**WHAT YOU NEED TO DO:**
Collect each line of the records containing the string "cause".

**ENTRIES SUPPLIED:**
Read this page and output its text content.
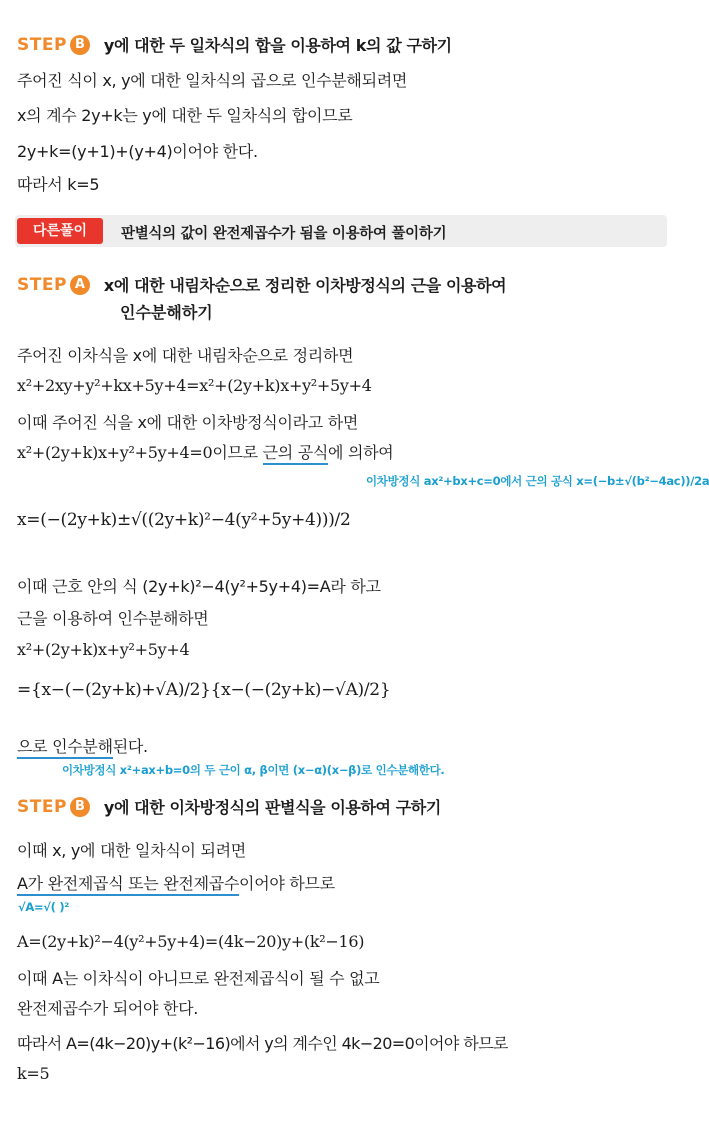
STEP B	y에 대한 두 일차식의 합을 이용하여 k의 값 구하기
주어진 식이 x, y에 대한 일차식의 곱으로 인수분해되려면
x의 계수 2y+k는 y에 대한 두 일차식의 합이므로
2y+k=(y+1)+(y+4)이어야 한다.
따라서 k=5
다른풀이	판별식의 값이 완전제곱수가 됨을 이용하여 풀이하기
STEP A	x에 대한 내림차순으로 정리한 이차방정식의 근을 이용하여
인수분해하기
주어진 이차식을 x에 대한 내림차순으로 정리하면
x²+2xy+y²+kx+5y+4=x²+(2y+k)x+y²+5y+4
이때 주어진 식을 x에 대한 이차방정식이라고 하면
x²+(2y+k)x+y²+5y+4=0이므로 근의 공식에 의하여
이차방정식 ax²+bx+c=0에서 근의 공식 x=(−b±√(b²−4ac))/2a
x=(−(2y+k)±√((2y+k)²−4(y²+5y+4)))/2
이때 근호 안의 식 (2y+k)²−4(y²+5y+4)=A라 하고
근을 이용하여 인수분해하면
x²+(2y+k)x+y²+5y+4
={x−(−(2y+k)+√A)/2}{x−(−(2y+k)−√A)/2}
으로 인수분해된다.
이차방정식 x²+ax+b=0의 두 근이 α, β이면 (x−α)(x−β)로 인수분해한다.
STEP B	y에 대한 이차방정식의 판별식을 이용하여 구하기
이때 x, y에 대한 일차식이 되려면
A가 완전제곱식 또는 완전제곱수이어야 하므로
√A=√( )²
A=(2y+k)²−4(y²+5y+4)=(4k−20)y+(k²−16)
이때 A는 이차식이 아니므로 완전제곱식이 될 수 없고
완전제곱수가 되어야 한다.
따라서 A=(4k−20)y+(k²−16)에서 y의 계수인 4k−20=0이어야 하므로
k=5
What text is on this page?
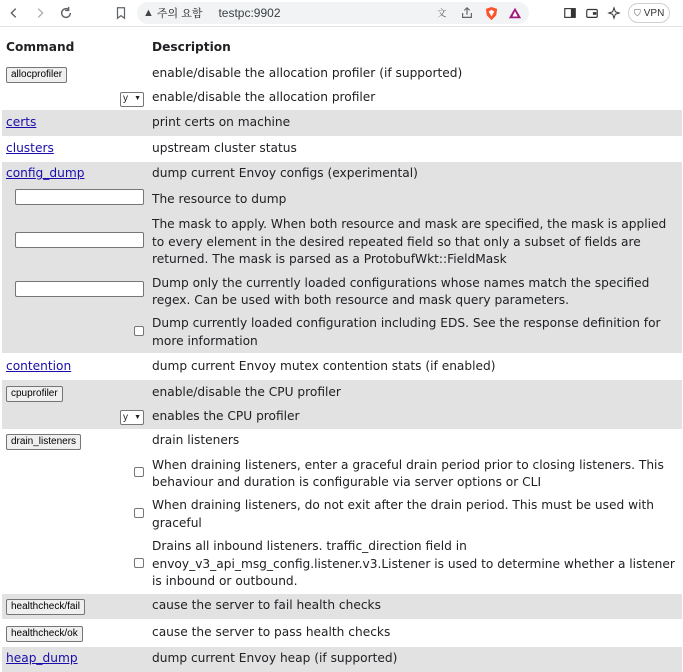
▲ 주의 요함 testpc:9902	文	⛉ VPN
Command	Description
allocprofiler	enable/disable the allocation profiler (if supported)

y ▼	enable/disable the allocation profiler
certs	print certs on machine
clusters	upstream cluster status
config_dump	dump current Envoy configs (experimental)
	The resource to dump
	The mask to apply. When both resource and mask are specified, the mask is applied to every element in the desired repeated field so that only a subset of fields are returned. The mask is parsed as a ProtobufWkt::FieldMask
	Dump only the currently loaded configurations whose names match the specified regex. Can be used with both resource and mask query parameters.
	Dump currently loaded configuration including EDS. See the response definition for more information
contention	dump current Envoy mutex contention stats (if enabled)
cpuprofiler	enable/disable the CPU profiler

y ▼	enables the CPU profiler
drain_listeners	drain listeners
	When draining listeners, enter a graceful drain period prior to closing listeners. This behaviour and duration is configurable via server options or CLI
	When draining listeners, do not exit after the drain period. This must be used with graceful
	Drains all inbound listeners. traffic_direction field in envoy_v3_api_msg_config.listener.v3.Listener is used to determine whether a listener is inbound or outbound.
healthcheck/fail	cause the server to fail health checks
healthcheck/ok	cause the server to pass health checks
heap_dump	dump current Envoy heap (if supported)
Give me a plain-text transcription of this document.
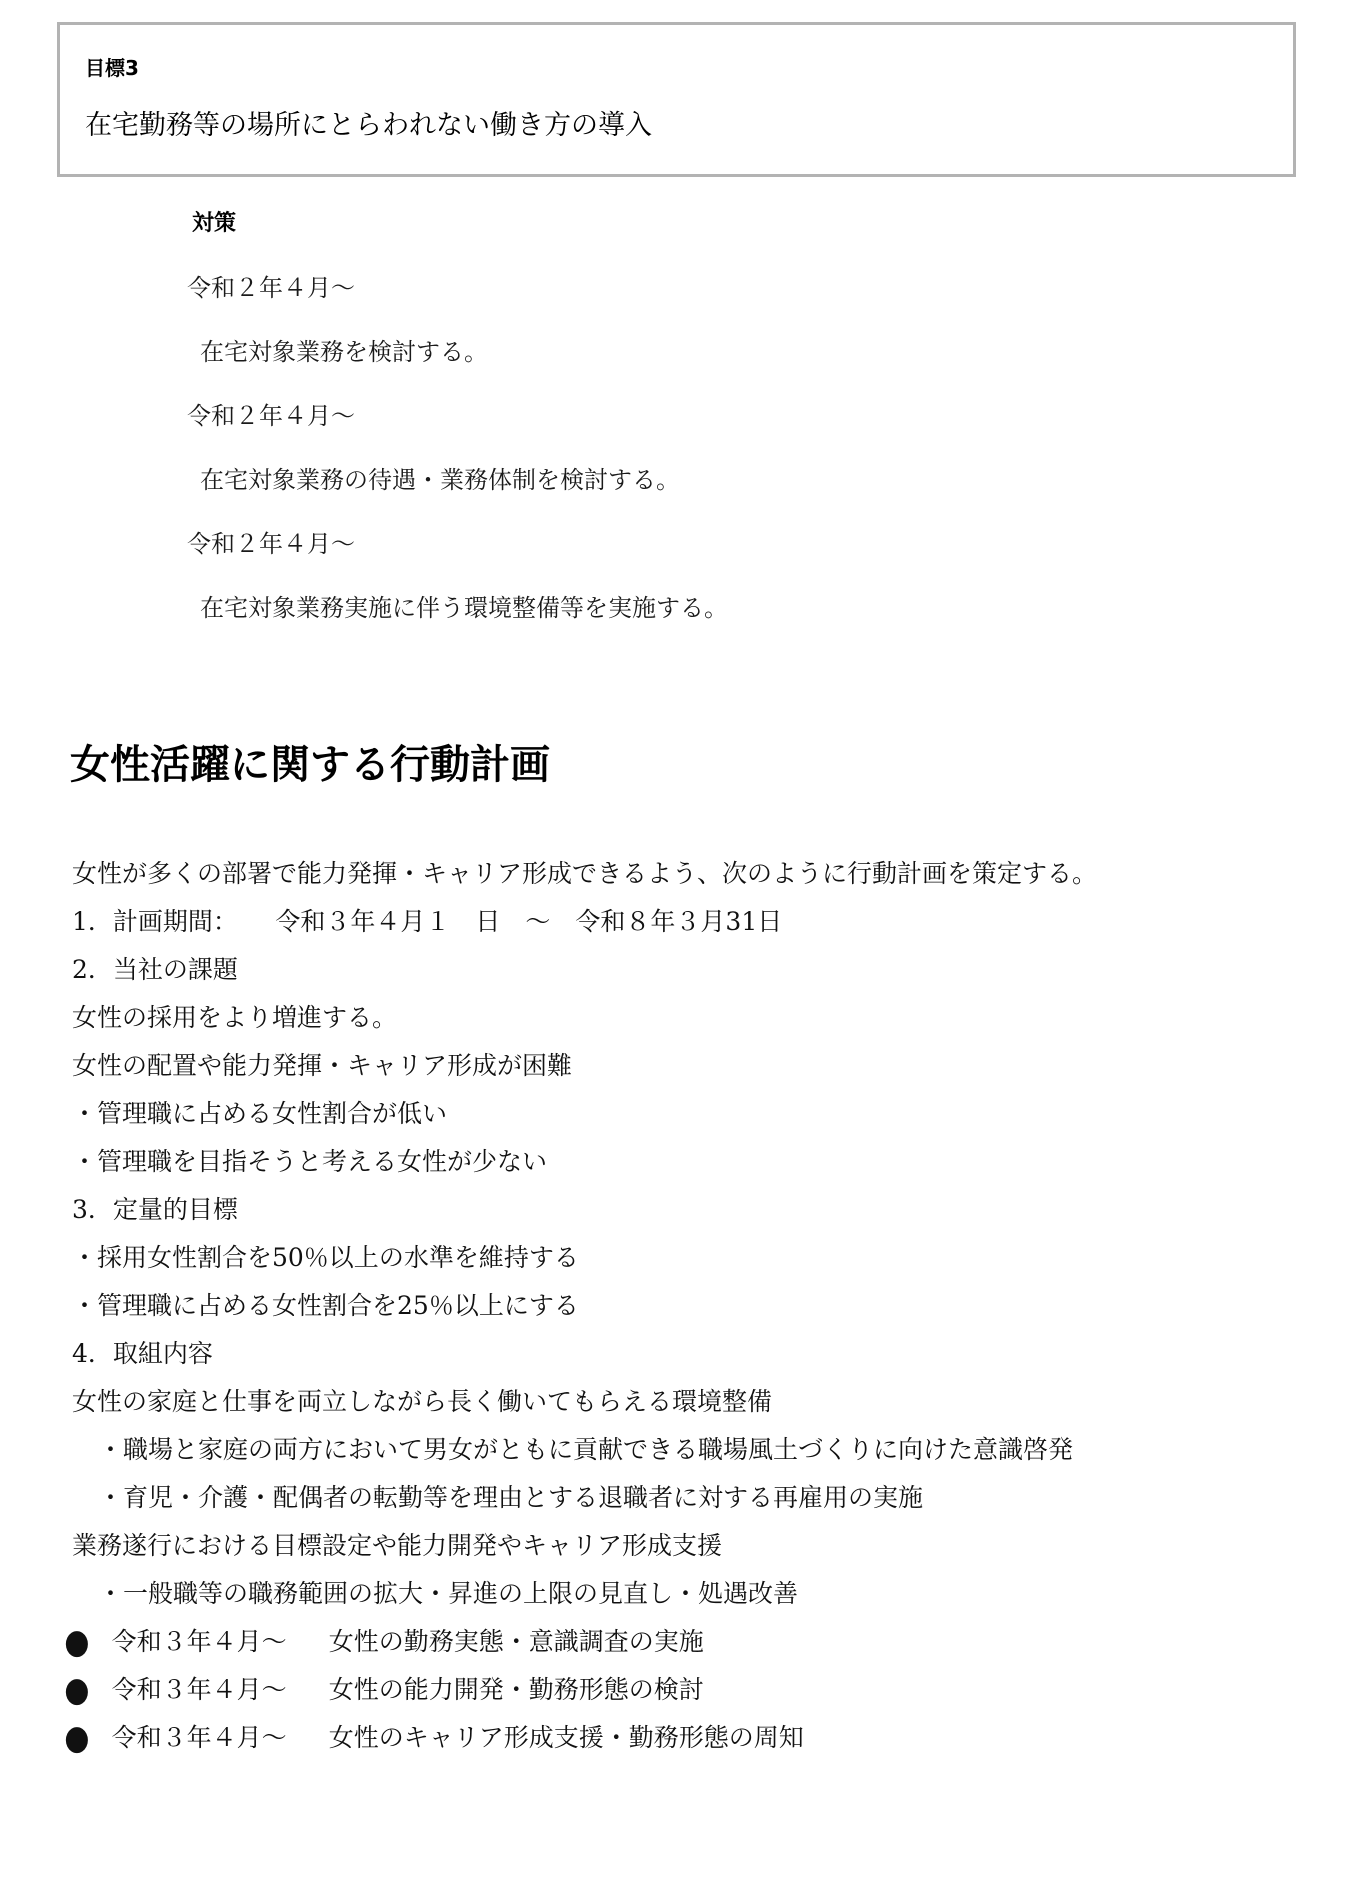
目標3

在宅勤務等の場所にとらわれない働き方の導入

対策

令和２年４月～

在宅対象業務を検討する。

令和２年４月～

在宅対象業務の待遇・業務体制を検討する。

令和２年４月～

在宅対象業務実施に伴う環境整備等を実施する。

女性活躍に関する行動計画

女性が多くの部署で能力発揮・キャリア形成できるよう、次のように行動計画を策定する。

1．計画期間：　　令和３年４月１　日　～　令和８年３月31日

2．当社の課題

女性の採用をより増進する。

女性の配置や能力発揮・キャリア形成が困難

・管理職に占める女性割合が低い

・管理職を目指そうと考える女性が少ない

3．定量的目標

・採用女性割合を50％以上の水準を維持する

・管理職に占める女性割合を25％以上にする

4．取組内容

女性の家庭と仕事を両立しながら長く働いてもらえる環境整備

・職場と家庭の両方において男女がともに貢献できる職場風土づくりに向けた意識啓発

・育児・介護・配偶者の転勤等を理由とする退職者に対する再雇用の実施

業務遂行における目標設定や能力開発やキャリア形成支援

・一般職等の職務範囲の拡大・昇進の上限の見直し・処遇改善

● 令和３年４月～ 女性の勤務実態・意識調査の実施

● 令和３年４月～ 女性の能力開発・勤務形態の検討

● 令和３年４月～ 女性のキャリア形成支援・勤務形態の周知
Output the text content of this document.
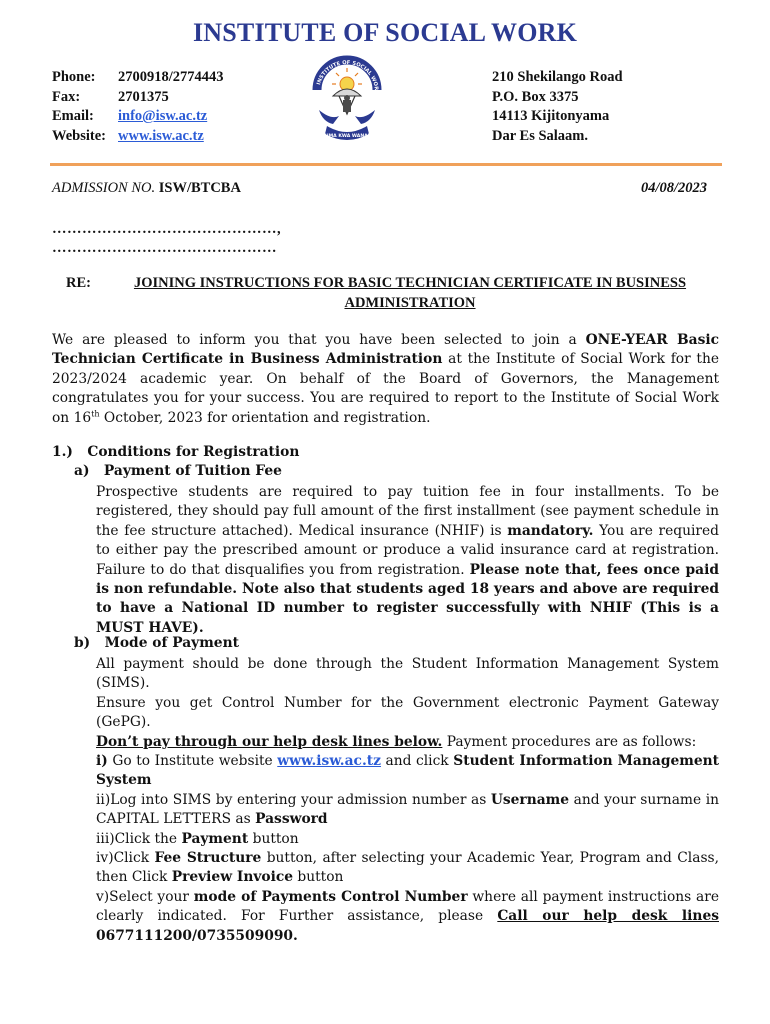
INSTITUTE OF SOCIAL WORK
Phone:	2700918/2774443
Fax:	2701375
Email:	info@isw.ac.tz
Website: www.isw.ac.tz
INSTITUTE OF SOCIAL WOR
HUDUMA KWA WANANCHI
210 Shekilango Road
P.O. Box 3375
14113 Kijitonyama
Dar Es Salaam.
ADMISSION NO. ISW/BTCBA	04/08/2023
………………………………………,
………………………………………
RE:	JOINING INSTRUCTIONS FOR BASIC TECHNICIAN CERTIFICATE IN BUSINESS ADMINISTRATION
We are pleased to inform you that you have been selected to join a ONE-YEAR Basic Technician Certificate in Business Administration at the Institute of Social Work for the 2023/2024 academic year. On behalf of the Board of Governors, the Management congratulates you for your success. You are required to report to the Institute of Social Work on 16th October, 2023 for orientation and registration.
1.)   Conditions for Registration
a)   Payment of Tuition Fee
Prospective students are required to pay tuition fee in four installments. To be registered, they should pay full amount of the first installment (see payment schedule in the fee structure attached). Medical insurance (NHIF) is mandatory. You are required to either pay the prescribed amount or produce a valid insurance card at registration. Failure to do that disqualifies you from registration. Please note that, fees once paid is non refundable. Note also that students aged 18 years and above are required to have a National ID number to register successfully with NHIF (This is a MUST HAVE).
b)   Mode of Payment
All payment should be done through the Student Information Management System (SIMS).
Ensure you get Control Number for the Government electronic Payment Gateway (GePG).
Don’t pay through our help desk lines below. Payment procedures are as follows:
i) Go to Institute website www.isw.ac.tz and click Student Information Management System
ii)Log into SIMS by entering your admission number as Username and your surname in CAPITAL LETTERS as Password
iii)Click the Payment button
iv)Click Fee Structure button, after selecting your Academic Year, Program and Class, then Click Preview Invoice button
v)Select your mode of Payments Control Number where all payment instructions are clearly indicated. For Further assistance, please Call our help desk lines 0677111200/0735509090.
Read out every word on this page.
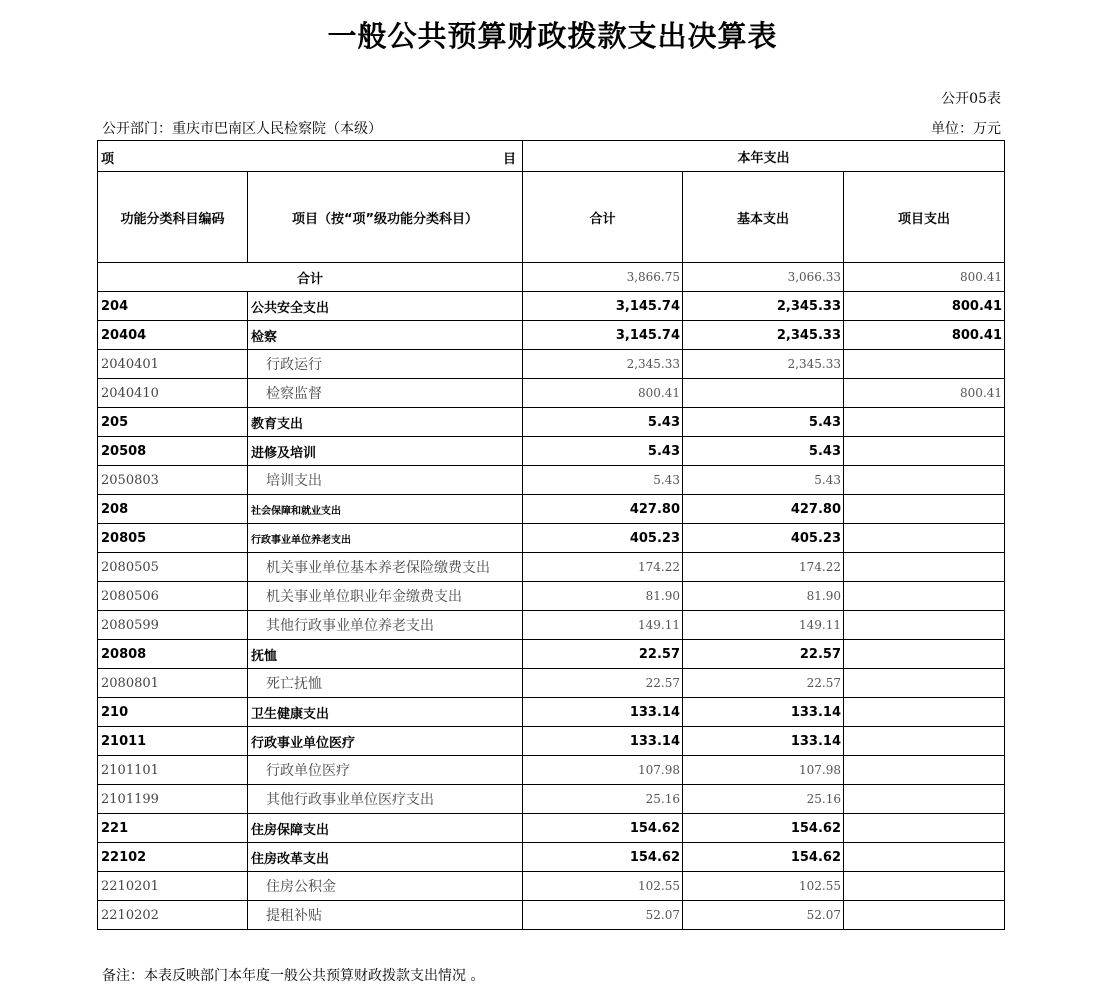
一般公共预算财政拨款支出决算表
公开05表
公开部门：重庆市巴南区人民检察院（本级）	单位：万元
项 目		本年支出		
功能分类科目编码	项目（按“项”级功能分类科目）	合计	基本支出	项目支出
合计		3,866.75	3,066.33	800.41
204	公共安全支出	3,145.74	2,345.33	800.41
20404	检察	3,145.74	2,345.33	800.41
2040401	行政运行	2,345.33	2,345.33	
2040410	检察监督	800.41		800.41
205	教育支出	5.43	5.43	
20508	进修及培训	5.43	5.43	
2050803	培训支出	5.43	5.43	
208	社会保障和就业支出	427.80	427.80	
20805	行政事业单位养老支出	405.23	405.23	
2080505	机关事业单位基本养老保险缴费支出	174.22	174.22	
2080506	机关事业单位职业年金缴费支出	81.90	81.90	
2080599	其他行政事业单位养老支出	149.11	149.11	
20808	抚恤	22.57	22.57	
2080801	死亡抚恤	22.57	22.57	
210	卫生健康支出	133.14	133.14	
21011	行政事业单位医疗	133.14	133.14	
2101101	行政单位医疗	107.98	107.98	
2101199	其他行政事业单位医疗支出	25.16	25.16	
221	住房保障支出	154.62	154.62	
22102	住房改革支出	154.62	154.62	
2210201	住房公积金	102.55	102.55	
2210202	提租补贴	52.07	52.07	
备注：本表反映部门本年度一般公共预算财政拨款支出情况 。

**RESULT OF THIS TASK:**
healthcheck/fail	cause the server to fail health checks
healthcheck/ok	cause the server to pass health checks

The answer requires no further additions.